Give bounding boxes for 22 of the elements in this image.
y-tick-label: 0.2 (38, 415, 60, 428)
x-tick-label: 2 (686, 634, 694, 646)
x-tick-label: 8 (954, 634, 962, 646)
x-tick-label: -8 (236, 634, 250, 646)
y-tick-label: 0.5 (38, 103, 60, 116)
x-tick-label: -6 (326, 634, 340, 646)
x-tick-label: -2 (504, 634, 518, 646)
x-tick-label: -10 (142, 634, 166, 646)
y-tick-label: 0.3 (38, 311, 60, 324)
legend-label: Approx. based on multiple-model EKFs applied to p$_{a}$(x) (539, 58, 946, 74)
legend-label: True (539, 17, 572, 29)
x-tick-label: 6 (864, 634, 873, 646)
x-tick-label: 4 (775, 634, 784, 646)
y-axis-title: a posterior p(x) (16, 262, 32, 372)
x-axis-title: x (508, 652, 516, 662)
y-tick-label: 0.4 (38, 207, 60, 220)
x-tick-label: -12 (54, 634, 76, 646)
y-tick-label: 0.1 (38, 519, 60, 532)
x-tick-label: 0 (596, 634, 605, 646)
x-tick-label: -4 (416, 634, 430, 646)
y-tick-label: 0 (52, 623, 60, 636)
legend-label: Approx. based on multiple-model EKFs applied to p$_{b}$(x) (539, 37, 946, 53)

**WHAT NEEDS TO BE DONE**.
Could you rewrite the data from its first line through the line containing "x-tick-label: -10 (142, 634, 166, 646)", changing "bounding boxes" to "box coordinates" and leaving everything else unchanged, and return only those lines?

**EXERCISE RESPONSE**.
Give box coordinates for 22 of the elements in this image.
y-tick-label: 0.2 (38, 415, 60, 428)
x-tick-label: 2 (686, 634, 694, 646)
x-tick-label: 8 (954, 634, 962, 646)
x-tick-label: -8 (236, 634, 250, 646)
y-tick-label: 0.5 (38, 103, 60, 116)
x-tick-label: -6 (326, 634, 340, 646)
x-tick-label: -2 (504, 634, 518, 646)
x-tick-label: -10 (142, 634, 166, 646)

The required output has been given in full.